Entries:
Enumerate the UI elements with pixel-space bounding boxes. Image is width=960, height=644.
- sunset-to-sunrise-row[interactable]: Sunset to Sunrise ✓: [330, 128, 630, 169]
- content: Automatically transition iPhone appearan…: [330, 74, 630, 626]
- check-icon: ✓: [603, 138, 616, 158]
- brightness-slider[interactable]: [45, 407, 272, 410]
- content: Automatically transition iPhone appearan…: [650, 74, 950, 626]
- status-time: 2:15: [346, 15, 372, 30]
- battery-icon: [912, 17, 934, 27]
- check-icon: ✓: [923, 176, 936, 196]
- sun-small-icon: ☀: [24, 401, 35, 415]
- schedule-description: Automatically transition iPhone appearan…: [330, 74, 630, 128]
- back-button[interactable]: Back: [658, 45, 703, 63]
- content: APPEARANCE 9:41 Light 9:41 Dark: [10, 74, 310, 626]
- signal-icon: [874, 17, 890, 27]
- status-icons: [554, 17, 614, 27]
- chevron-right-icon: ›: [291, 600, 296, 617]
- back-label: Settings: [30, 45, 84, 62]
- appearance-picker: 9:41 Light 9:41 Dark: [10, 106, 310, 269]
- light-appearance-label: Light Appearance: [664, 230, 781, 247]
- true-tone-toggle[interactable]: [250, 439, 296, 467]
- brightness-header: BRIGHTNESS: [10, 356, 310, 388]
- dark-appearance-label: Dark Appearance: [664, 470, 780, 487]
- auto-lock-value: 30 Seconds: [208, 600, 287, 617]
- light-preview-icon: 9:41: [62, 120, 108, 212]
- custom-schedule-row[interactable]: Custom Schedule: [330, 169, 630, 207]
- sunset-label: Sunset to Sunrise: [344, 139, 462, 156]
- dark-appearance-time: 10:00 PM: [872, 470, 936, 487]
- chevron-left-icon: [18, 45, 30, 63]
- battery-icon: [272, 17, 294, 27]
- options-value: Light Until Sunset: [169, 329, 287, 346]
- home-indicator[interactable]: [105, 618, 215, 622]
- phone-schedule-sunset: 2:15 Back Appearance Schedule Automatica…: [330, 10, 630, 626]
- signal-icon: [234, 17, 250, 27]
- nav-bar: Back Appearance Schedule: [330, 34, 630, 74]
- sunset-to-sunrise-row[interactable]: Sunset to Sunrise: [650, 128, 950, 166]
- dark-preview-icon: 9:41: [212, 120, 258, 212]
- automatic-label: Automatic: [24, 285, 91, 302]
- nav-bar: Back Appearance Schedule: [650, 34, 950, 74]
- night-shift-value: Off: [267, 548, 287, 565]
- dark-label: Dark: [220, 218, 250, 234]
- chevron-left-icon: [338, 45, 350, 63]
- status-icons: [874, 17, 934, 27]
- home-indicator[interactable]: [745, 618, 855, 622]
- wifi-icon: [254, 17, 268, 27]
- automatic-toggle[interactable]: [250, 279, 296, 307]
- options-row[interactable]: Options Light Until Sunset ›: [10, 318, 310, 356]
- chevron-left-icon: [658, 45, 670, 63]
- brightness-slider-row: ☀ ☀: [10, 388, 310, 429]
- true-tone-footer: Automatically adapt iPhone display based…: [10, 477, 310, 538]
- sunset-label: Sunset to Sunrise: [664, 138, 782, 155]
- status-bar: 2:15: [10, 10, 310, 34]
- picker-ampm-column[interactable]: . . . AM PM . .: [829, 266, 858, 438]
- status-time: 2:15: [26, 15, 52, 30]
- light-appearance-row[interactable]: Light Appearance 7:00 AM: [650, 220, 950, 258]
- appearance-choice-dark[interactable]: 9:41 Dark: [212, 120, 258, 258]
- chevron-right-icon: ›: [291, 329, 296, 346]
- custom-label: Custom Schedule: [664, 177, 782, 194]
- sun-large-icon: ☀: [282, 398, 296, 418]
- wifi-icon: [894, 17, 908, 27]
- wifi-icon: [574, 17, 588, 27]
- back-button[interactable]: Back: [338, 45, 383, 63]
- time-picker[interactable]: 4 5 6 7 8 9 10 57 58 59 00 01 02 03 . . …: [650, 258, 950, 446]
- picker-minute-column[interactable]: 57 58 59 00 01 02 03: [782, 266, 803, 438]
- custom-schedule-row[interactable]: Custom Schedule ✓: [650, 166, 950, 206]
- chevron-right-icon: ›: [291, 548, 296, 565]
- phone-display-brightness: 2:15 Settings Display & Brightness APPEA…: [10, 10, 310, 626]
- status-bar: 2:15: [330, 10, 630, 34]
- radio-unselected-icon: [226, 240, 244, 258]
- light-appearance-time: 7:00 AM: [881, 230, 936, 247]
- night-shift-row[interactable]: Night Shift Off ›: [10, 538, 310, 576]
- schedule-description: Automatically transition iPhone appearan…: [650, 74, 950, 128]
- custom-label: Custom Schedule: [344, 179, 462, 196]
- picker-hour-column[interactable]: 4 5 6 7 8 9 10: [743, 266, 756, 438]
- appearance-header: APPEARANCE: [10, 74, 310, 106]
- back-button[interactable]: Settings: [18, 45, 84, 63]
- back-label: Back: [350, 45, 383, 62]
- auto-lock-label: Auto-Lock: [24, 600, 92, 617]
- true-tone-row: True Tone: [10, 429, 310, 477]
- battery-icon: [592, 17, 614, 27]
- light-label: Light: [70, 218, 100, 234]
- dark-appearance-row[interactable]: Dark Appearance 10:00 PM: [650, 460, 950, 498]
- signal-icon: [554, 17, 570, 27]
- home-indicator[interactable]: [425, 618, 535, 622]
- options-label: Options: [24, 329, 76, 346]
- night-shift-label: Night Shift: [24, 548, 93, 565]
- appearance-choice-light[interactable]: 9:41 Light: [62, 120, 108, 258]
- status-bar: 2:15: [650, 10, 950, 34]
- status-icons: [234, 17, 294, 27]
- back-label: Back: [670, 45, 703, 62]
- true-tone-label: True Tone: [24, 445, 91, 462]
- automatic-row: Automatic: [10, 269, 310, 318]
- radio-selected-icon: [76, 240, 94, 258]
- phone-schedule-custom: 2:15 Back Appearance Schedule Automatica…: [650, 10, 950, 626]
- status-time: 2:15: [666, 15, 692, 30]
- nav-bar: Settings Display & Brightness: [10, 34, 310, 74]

What is needed:
Reproduce the entries from the beginning through the line containing "- home-indicator[interactable]: [105, 618, 215, 622]", with every "check-icon" changed to "tick-icon" and nothing else altered.

Correct response:
Enumerate the UI elements with pixel-space bounding boxes. Image is width=960, height=644.
- sunset-to-sunrise-row[interactable]: Sunset to Sunrise ✓: [330, 128, 630, 169]
- content: Automatically transition iPhone appearan…: [330, 74, 630, 626]
- tick-icon: ✓: [603, 138, 616, 158]
- brightness-slider[interactable]: [45, 407, 272, 410]
- content: Automatically transition iPhone appearan…: [650, 74, 950, 626]
- status-time: 2:15: [346, 15, 372, 30]
- battery-icon: [912, 17, 934, 27]
- tick-icon: ✓: [923, 176, 936, 196]
- sun-small-icon: ☀: [24, 401, 35, 415]
- schedule-description: Automatically transition iPhone appearan…: [330, 74, 630, 128]
- back-button[interactable]: Back: [658, 45, 703, 63]
- content: APPEARANCE 9:41 Light 9:41 Dark: [10, 74, 310, 626]
- signal-icon: [874, 17, 890, 27]
- status-icons: [554, 17, 614, 27]
- chevron-right-icon: ›: [291, 600, 296, 617]
- back-label: Settings: [30, 45, 84, 62]
- appearance-picker: 9:41 Light 9:41 Dark: [10, 106, 310, 269]
- light-appearance-label: Light Appearance: [664, 230, 781, 247]
- true-tone-toggle[interactable]: [250, 439, 296, 467]
- brightness-header: BRIGHTNESS: [10, 356, 310, 388]
- dark-appearance-label: Dark Appearance: [664, 470, 780, 487]
- auto-lock-value: 30 Seconds: [208, 600, 287, 617]
- light-preview-icon: 9:41: [62, 120, 108, 212]
- custom-schedule-row[interactable]: Custom Schedule: [330, 169, 630, 207]
- sunset-label: Sunset to Sunrise: [344, 139, 462, 156]
- dark-appearance-time: 10:00 PM: [872, 470, 936, 487]
- chevron-left-icon: [18, 45, 30, 63]
- battery-icon: [272, 17, 294, 27]
- options-value: Light Until Sunset: [169, 329, 287, 346]
- home-indicator[interactable]: [105, 618, 215, 622]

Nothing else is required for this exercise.